### SOURCE EXCERPT
Database management systems (DBMSes) are now an essential component of a vibrant information technology industry. Despite research and development efforts over several decades, DBMSes are not well understood. There is surprisingly little known about quite basic questions such as, how often does the optimizer pick the wrong plan for a query? does adding a physical operator for an algebraic operation always improve the effectiveness of query optimization, or is there a limit to the number of operators that can be practically accommodated? how do throughput and disk utilization depend on multiprogramming level? or when does thrashing occur?
This project extends an existing laboratory information management system to develop and thoroughly test predictive models of centralized DBMSes. These models concern the role of schema complexity, effective operator set, and cardinality estimation errors on the plan chosen by the optimizer, the structure of the optimizer search space, and the interaction of multiprogramming level on throughput, disk utilization, and response time in predicting thrashing. These models predict important characteristics of DBMSes that share a common architecture, quantify the relative contributions of identified causal factors, and determine fundamental limits of that architecture.
These models can be used to further improve DBMSes through engineering efforts that benefit from the fundamental understanding that this perspective can provide. Additionally, this novel research infrastructure, being made available to the community and to students via a web portal, encourages a culture of empirical generalization and the sharing of experimental results: www.cs.arizona.edu/projects/soc/sodb/

### WHAT IS ASKED
**a)** Set down the whole database project summary word for word.
**b)** Give the listing again with "monitor-device" replaced by "display-device" and everything else unchanged.

### MATERIAL SHOWN
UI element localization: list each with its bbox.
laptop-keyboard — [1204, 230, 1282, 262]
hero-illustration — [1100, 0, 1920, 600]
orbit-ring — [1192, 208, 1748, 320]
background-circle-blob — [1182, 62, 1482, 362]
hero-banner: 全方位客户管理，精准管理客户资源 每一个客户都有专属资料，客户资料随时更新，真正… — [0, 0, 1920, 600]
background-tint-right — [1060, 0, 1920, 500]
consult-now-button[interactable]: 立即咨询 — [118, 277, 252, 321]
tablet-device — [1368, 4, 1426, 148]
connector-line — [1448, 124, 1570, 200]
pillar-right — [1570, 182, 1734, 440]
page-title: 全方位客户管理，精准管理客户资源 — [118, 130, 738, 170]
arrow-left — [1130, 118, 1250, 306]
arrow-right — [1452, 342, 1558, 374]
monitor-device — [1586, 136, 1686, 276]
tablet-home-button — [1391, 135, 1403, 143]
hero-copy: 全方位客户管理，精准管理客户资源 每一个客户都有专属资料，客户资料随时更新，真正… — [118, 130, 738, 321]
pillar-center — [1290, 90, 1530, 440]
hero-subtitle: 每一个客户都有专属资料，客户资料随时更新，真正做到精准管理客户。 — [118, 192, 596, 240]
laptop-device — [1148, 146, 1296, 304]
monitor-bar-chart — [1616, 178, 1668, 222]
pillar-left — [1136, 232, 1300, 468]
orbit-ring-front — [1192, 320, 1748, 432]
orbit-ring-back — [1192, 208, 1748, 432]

### FULL ANSWERS
**a)**
Database management systems (DBMSes) are now an essential component of a vibrant information technology industry. Despite research and development efforts over several decades, DBMSes are not well understood. There is surprisingly little known about quite basic questions such as, how often does the optimizer pick the wrong plan for a query? does adding a physical operator for an algebraic operation always improve the effectiveness of query optimization, or is there a limit to the number of operators that can be practically accommodated? how do throughput and disk utilization depend on multiprogramming level? or when does thrashing occur?
This project extends an existing laboratory information management system to develop and thoroughly test predictive models of centralized DBMSes. These models concern the role of schema complexity, effective operator set, and cardinality estimation errors on the plan chosen by the optimizer, the structure of the optimizer search space, and the interaction of multiprogramming level on throughput, disk utilization, and response time in predicting thrashing. These models predict important characteristics of DBMSes that share a common architecture, quantify the relative contributions of identified causal factors, and determine fundamental limits of that architecture.
These models can be used to further improve DBMSes through engineering efforts that benefit from the fundamental understanding that this perspective can provide. Additionally, this novel research infrastructure, being made available to the community and to students via a web portal, encourages a culture of empirical generalization and the sharing of experimental results: www.cs.arizona.edu/projects/soc/sodb/

**b)**
UI element localization: list each with its bbox.
laptop-keyboard — [1204, 230, 1282, 262]
hero-illustration — [1100, 0, 1920, 600]
orbit-ring — [1192, 208, 1748, 320]
background-circle-blob — [1182, 62, 1482, 362]
hero-banner: 全方位客户管理，精准管理客户资源 每一个客户都有专属资料，客户资料随时更新，真正… — [0, 0, 1920, 600]
background-tint-right — [1060, 0, 1920, 500]
consult-now-button[interactable]: 立即咨询 — [118, 277, 252, 321]
tablet-device — [1368, 4, 1426, 148]
connector-line — [1448, 124, 1570, 200]
pillar-right — [1570, 182, 1734, 440]
page-title: 全方位客户管理，精准管理客户资源 — [118, 130, 738, 170]
arrow-left — [1130, 118, 1250, 306]
arrow-right — [1452, 342, 1558, 374]
display-device — [1586, 136, 1686, 276]
tablet-home-button — [1391, 135, 1403, 143]
hero-copy: 全方位客户管理，精准管理客户资源 每一个客户都有专属资料，客户资料随时更新，真正… — [118, 130, 738, 321]
pillar-center — [1290, 90, 1530, 440]
hero-subtitle: 每一个客户都有专属资料，客户资料随时更新，真正做到精准管理客户。 — [118, 192, 596, 240]
laptop-device — [1148, 146, 1296, 304]
monitor-bar-chart — [1616, 178, 1668, 222]
pillar-left — [1136, 232, 1300, 468]
orbit-ring-front — [1192, 320, 1748, 432]
orbit-ring-back — [1192, 208, 1748, 432]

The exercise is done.